>> begin GIVEN RECORDS

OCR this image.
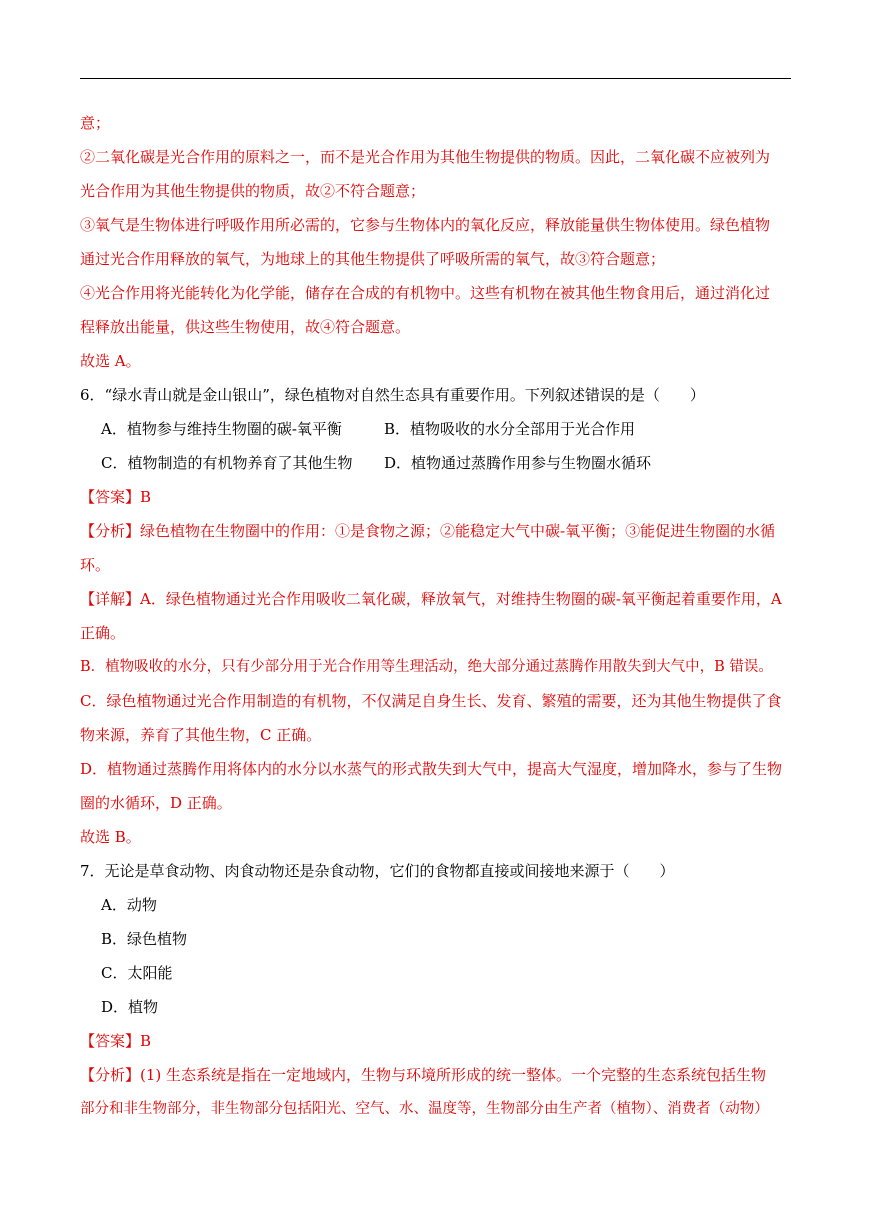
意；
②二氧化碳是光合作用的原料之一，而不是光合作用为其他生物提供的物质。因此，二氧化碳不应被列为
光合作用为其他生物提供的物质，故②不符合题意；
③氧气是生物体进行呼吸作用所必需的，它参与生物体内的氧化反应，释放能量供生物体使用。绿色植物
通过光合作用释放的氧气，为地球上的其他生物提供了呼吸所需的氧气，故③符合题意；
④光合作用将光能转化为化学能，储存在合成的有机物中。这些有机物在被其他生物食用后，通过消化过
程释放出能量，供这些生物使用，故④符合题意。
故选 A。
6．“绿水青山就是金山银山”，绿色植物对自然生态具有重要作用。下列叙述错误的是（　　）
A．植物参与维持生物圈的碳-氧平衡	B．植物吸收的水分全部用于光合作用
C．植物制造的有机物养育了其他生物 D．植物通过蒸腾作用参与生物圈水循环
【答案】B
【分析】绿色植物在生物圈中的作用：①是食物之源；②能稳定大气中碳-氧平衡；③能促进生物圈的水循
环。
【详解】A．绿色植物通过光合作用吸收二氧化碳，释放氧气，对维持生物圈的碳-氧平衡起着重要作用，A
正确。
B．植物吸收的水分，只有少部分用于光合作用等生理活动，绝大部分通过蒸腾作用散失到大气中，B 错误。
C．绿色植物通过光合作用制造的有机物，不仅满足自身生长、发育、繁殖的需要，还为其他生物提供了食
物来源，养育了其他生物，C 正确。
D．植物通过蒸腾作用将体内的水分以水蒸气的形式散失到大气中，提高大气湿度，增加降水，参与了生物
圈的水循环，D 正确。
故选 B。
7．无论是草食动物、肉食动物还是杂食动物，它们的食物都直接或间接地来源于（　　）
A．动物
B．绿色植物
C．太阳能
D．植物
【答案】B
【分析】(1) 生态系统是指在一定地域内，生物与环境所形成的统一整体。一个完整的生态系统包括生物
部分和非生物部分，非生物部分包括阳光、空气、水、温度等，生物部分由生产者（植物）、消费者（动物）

>> end GIVEN RECORDS
>> begin GIVEN RECORDS

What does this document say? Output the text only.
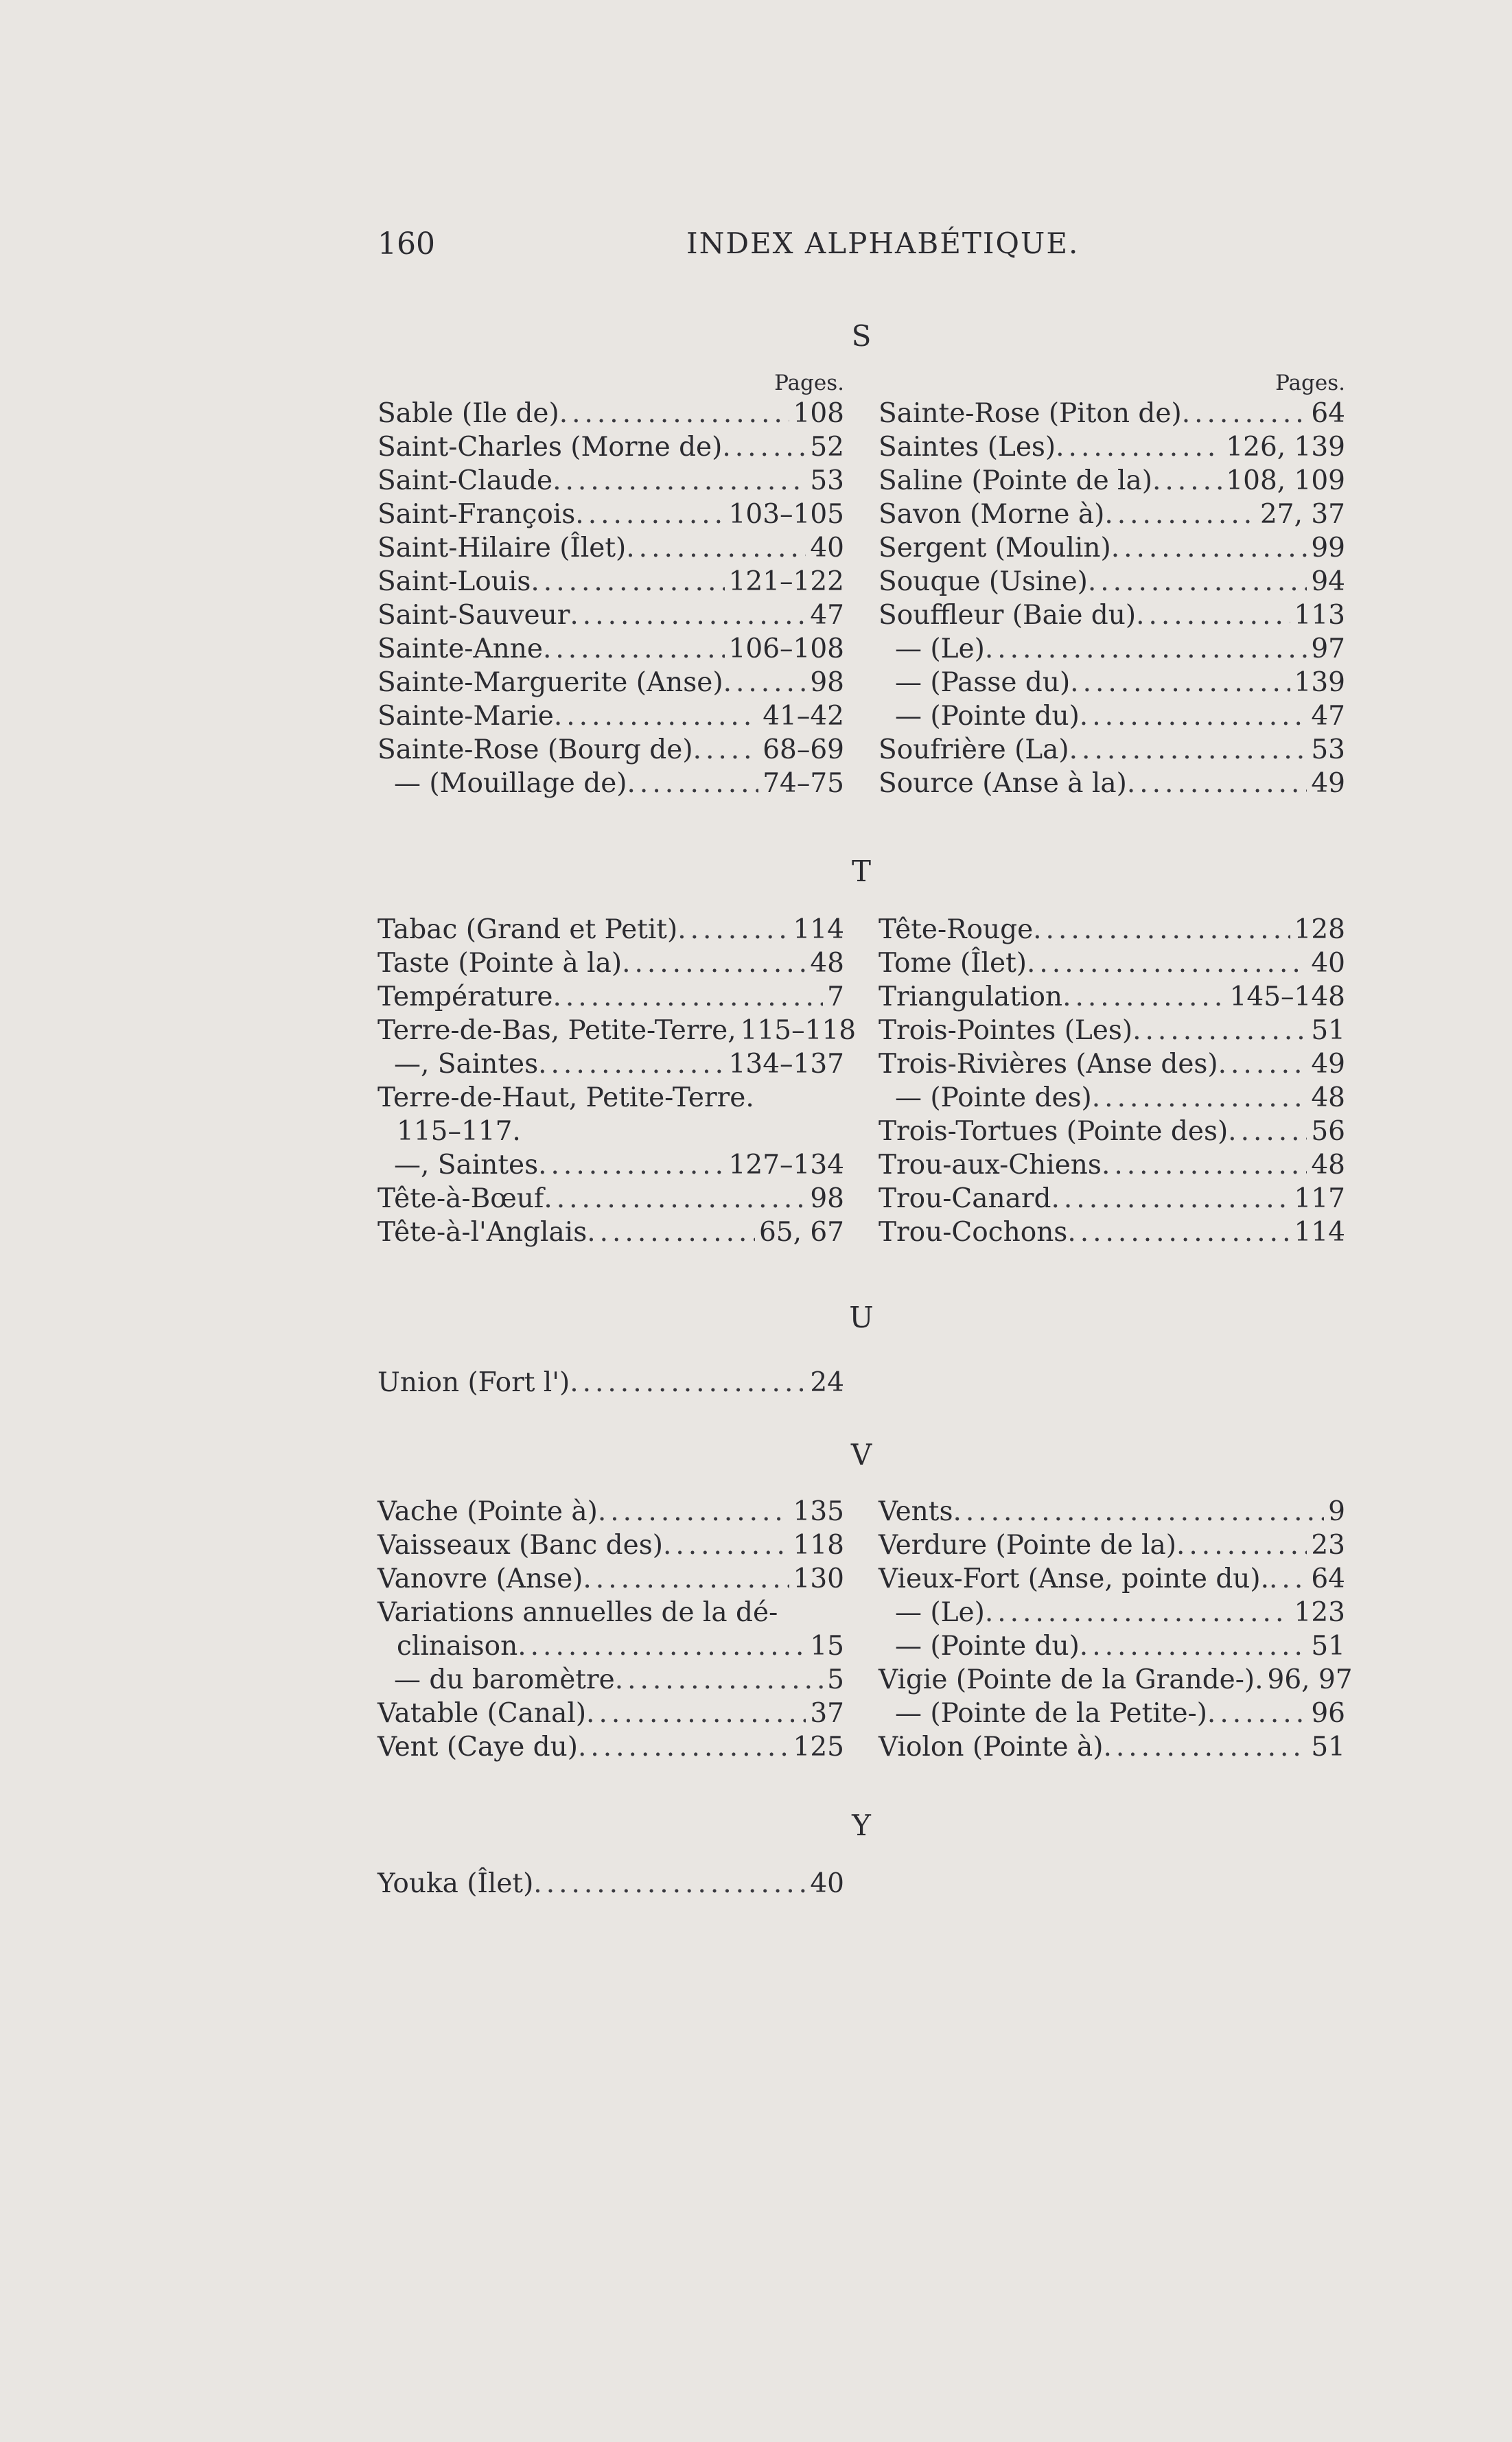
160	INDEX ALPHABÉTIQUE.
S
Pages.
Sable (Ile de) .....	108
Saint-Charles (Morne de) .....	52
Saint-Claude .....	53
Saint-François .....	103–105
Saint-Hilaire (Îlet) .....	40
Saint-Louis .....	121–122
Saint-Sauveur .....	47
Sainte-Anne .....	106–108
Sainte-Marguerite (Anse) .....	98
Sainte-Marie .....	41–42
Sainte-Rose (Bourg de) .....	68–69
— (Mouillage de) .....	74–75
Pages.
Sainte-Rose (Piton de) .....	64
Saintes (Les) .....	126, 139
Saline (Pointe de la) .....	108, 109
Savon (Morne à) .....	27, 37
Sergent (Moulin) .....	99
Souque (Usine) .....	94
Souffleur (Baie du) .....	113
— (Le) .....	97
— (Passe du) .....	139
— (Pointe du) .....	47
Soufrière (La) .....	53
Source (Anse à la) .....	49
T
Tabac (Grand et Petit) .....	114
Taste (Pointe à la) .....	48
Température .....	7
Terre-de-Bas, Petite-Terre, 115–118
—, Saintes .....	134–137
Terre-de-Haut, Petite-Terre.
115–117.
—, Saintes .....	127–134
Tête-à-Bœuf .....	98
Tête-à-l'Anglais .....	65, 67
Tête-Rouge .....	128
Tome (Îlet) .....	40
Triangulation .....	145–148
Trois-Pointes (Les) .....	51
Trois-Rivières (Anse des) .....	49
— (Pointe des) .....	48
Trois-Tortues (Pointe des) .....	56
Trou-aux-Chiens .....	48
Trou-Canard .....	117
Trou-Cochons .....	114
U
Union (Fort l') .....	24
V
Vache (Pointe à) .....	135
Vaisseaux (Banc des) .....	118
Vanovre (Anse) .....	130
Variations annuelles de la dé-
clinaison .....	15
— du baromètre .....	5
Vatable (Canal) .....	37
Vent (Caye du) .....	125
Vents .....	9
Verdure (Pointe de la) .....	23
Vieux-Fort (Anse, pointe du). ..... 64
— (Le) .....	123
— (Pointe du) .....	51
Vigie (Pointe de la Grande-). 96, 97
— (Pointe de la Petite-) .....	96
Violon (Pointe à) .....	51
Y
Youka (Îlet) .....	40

>> end GIVEN RECORDS
>> begin GIVEN RECORDS

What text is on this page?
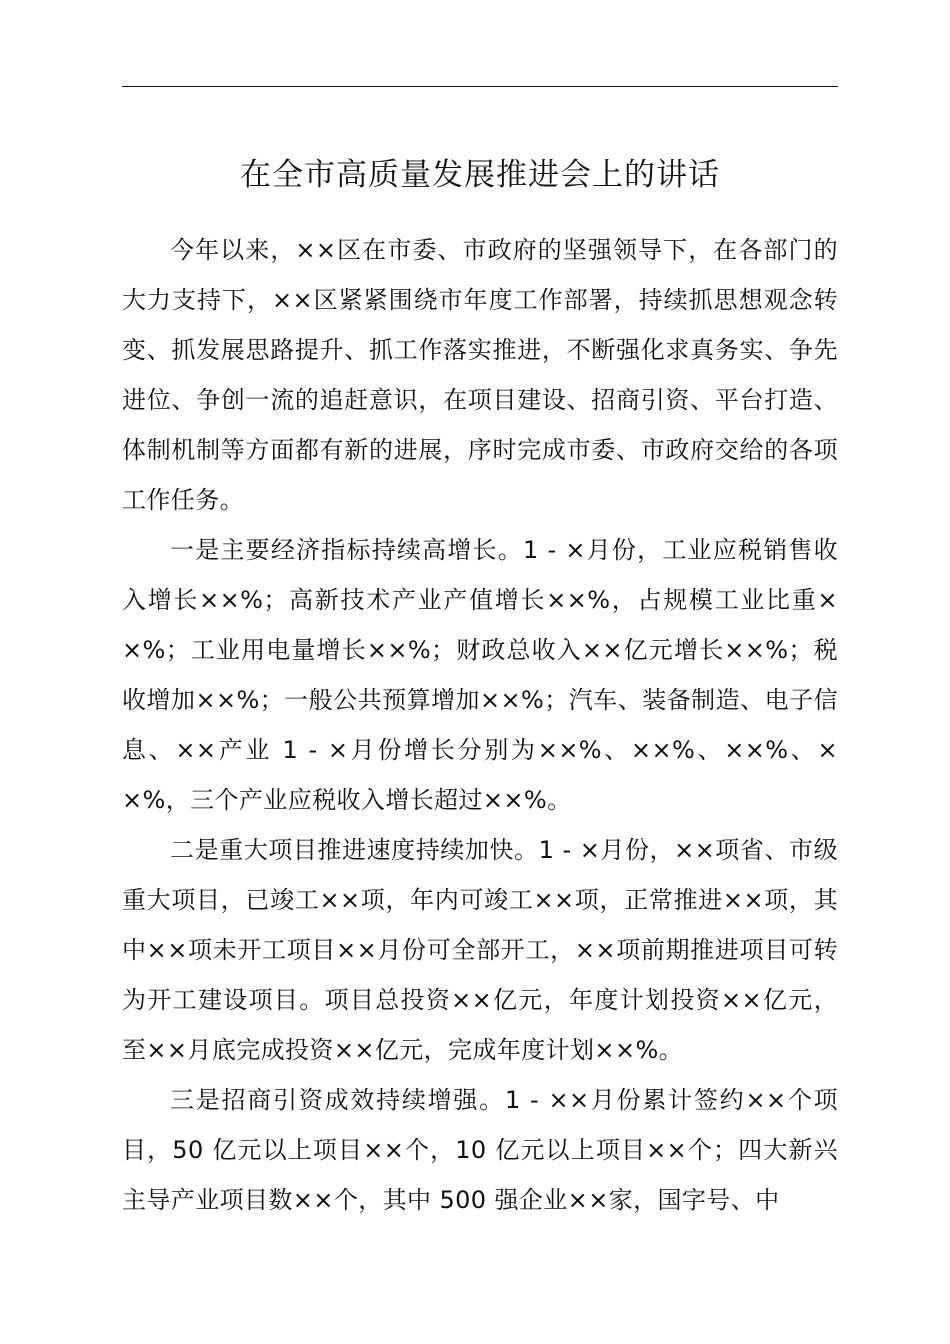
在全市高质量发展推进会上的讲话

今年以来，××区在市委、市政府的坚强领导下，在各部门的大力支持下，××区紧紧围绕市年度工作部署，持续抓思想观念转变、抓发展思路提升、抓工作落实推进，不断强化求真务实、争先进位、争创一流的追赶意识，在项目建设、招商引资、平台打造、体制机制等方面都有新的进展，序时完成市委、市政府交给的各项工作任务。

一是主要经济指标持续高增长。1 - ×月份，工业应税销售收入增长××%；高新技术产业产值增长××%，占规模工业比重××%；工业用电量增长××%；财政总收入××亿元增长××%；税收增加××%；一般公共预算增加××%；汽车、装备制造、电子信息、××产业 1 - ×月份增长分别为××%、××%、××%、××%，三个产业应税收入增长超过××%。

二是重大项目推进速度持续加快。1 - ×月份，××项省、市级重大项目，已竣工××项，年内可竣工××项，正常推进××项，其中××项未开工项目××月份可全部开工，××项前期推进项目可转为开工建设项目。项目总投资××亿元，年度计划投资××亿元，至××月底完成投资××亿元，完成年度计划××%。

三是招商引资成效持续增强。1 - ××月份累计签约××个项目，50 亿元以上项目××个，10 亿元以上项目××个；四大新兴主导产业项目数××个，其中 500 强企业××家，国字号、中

>> end GIVEN RECORDS

- _INSTRUCTION_
Show all lines from the records above where the word "Petite" occurs.

- _TASK RESPONSE_
Terre-de-Bas, Petite-Terre, 115–118
Terre-de-Haut, Petite-Terre.
— (Pointe de la Petite-) .....	96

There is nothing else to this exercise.